**DIRECTIONS**
Reproduce the lines that follow without any changes.

[Collected data]
════════

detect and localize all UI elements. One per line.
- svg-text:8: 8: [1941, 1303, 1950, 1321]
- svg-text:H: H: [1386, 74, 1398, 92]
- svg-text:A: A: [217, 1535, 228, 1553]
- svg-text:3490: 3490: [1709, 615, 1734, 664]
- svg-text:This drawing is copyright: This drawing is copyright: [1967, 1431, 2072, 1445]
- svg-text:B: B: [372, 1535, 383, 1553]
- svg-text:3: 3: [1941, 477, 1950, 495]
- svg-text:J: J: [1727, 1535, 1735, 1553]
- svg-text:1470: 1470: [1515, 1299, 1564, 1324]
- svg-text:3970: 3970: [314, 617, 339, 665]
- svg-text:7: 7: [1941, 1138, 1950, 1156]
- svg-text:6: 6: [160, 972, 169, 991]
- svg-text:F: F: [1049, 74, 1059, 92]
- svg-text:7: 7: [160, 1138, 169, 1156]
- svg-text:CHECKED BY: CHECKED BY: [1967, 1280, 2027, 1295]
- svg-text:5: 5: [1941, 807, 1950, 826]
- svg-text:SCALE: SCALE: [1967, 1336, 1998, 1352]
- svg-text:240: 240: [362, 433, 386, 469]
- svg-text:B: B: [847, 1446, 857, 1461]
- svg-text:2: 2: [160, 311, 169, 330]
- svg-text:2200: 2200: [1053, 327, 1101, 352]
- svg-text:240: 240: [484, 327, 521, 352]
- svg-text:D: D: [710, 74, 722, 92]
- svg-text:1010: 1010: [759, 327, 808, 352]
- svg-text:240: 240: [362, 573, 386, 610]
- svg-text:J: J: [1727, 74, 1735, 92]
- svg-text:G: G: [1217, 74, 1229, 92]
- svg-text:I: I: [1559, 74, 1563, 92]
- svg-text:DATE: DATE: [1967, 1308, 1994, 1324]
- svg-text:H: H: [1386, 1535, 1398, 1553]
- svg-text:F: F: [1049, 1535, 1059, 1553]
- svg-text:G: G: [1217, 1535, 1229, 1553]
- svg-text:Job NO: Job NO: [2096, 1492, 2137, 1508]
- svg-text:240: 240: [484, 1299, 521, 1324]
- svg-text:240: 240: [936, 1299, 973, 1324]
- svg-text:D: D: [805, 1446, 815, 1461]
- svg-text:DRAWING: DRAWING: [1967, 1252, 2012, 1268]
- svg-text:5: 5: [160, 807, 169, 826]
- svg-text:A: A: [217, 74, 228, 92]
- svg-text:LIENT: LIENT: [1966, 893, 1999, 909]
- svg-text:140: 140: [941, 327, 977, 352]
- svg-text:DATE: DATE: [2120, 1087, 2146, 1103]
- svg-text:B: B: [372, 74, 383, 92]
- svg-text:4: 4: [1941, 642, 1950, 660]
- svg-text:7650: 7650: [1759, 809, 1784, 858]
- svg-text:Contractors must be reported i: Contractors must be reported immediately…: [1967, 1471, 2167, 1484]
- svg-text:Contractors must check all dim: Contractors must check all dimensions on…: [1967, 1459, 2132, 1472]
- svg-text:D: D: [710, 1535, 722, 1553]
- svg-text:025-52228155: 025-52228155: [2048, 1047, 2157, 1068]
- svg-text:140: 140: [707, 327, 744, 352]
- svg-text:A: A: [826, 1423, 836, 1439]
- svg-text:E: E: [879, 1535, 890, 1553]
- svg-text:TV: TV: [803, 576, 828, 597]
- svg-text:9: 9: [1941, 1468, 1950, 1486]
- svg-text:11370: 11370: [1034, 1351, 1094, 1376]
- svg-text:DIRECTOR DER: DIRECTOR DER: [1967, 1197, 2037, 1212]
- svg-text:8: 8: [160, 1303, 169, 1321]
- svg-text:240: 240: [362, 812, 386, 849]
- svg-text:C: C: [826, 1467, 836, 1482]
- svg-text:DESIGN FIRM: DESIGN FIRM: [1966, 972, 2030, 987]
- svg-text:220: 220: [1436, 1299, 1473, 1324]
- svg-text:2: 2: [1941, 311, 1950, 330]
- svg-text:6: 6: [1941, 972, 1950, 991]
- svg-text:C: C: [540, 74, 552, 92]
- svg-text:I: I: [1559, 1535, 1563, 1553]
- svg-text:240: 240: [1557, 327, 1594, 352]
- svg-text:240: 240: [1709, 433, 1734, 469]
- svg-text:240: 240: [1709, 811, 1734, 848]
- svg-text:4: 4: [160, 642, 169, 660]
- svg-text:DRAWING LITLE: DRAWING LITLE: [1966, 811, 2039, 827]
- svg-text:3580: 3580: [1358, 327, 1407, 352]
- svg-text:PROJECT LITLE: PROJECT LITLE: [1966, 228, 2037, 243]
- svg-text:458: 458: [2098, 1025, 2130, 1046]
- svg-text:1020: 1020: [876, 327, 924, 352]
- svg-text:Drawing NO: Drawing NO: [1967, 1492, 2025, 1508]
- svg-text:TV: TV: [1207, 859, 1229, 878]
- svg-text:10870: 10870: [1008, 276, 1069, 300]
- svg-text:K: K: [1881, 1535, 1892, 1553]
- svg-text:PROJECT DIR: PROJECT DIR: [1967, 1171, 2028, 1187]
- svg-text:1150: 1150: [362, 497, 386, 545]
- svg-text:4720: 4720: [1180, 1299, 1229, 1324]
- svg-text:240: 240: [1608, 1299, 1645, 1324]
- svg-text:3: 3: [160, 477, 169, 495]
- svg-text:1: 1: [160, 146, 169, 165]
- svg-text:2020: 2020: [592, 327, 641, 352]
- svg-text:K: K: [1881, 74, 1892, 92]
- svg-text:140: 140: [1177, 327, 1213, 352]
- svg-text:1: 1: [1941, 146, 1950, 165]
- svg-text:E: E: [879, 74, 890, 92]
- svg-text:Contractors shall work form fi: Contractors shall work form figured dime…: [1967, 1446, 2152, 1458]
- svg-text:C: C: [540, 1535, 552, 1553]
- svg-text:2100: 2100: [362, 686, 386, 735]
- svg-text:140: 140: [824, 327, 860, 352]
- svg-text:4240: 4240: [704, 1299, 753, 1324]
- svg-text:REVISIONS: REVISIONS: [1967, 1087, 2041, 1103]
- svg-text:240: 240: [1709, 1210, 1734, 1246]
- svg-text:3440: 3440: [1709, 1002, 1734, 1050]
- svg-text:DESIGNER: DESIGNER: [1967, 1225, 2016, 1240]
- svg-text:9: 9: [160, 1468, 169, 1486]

════════

**SOLUTION FOR THIS EXERCISE**
detect and localize all UI elements. One per line.
- svg-text:8: 8: [1941, 1303, 1950, 1321]
- svg-text:H: H: [1386, 74, 1398, 92]
- svg-text:A: A: [217, 1535, 228, 1553]
- svg-text:3490: 3490: [1709, 615, 1734, 664]
- svg-text:This drawing is copyright: This drawing is copyright: [1967, 1431, 2072, 1445]
- svg-text:B: B: [372, 1535, 383, 1553]
- svg-text:3: 3: [1941, 477, 1950, 495]
- svg-text:J: J: [1727, 1535, 1735, 1553]
- svg-text:1470: 1470: [1515, 1299, 1564, 1324]
- svg-text:3970: 3970: [314, 617, 339, 665]
- svg-text:7: 7: [1941, 1138, 1950, 1156]
- svg-text:6: 6: [160, 972, 169, 991]
- svg-text:F: F: [1049, 74, 1059, 92]
- svg-text:7: 7: [160, 1138, 169, 1156]
- svg-text:CHECKED BY: CHECKED BY: [1967, 1280, 2027, 1295]
- svg-text:5: 5: [1941, 807, 1950, 826]
- svg-text:SCALE: SCALE: [1967, 1336, 1998, 1352]
- svg-text:240: 240: [362, 433, 386, 469]
- svg-text:B: B: [847, 1446, 857, 1461]
- svg-text:2: 2: [160, 311, 169, 330]
- svg-text:2200: 2200: [1053, 327, 1101, 352]
- svg-text:240: 240: [484, 327, 521, 352]
- svg-text:D: D: [710, 74, 722, 92]
- svg-text:1010: 1010: [759, 327, 808, 352]
- svg-text:240: 240: [362, 573, 386, 610]
- svg-text:J: J: [1727, 74, 1735, 92]
- svg-text:G: G: [1217, 74, 1229, 92]
- svg-text:I: I: [1559, 74, 1563, 92]
- svg-text:DATE: DATE: [1967, 1308, 1994, 1324]
- svg-text:H: H: [1386, 1535, 1398, 1553]
- svg-text:F: F: [1049, 1535, 1059, 1553]
- svg-text:G: G: [1217, 1535, 1229, 1553]
- svg-text:Job NO: Job NO: [2096, 1492, 2137, 1508]
- svg-text:240: 240: [484, 1299, 521, 1324]
- svg-text:240: 240: [936, 1299, 973, 1324]
- svg-text:D: D: [805, 1446, 815, 1461]
- svg-text:DRAWING: DRAWING: [1967, 1252, 2012, 1268]
- svg-text:5: 5: [160, 807, 169, 826]
- svg-text:A: A: [217, 74, 228, 92]
- svg-text:LIENT: LIENT: [1966, 893, 1999, 909]
- svg-text:140: 140: [941, 327, 977, 352]
- svg-text:DATE: DATE: [2120, 1087, 2146, 1103]
- svg-text:B: B: [372, 74, 383, 92]
- svg-text:4: 4: [1941, 642, 1950, 660]
- svg-text:7650: 7650: [1759, 809, 1784, 858]
- svg-text:Contractors must be reported i: Contractors must be reported immediately…: [1967, 1471, 2167, 1484]
- svg-text:Contractors must check all dim: Contractors must check all dimensions on…: [1967, 1459, 2132, 1472]
- svg-text:D: D: [710, 1535, 722, 1553]
- svg-text:025-52228155: 025-52228155: [2048, 1047, 2157, 1068]
- svg-text:140: 140: [707, 327, 744, 352]
- svg-text:A: A: [826, 1423, 836, 1439]
- svg-text:E: E: [879, 1535, 890, 1553]
- svg-text:TV: TV: [803, 576, 828, 597]
- svg-text:9: 9: [1941, 1468, 1950, 1486]
- svg-text:11370: 11370: [1034, 1351, 1094, 1376]
- svg-text:DIRECTOR DER: DIRECTOR DER: [1967, 1197, 2037, 1212]
- svg-text:8: 8: [160, 1303, 169, 1321]
- svg-text:240: 240: [362, 812, 386, 849]
- svg-text:C: C: [826, 1467, 836, 1482]
- svg-text:DESIGN FIRM: DESIGN FIRM: [1966, 972, 2030, 987]
- svg-text:220: 220: [1436, 1299, 1473, 1324]
- svg-text:2: 2: [1941, 311, 1950, 330]
- svg-text:6: 6: [1941, 972, 1950, 991]
- svg-text:C: C: [540, 74, 552, 92]
- svg-text:I: I: [1559, 1535, 1563, 1553]
- svg-text:240: 240: [1557, 327, 1594, 352]
- svg-text:240: 240: [1709, 433, 1734, 469]
- svg-text:240: 240: [1709, 811, 1734, 848]
- svg-text:4: 4: [160, 642, 169, 660]
- svg-text:DRAWING LITLE: DRAWING LITLE: [1966, 811, 2039, 827]
- svg-text:3580: 3580: [1358, 327, 1407, 352]
- svg-text:PROJECT LITLE: PROJECT LITLE: [1966, 228, 2037, 243]
- svg-text:458: 458: [2098, 1025, 2130, 1046]
- svg-text:1020: 1020: [876, 327, 924, 352]
- svg-text:Drawing NO: Drawing NO: [1967, 1492, 2025, 1508]
- svg-text:TV: TV: [1207, 859, 1229, 878]
- svg-text:10870: 10870: [1008, 276, 1069, 300]
- svg-text:K: K: [1881, 1535, 1892, 1553]
- svg-text:PROJECT DIR: PROJECT DIR: [1967, 1171, 2028, 1187]
- svg-text:1150: 1150: [362, 497, 386, 545]
- svg-text:4720: 4720: [1180, 1299, 1229, 1324]
- svg-text:240: 240: [1608, 1299, 1645, 1324]
- svg-text:3: 3: [160, 477, 169, 495]
- svg-text:1: 1: [160, 146, 169, 165]
- svg-text:2020: 2020: [592, 327, 641, 352]
- svg-text:K: K: [1881, 74, 1892, 92]
- svg-text:140: 140: [1177, 327, 1213, 352]
- svg-text:1: 1: [1941, 146, 1950, 165]
- svg-text:E: E: [879, 74, 890, 92]
- svg-text:Contractors shall work form fi: Contractors shall work form figured dime…: [1967, 1446, 2152, 1458]
- svg-text:C: C: [540, 1535, 552, 1553]
- svg-text:2100: 2100: [362, 686, 386, 735]
- svg-text:140: 140: [824, 327, 860, 352]
- svg-text:4240: 4240: [704, 1299, 753, 1324]
- svg-text:REVISIONS: REVISIONS: [1967, 1087, 2041, 1103]
- svg-text:240: 240: [1709, 1210, 1734, 1246]
- svg-text:3440: 3440: [1709, 1002, 1734, 1050]
- svg-text:DESIGNER: DESIGNER: [1967, 1225, 2016, 1240]
- svg-text:9: 9: [160, 1468, 169, 1486]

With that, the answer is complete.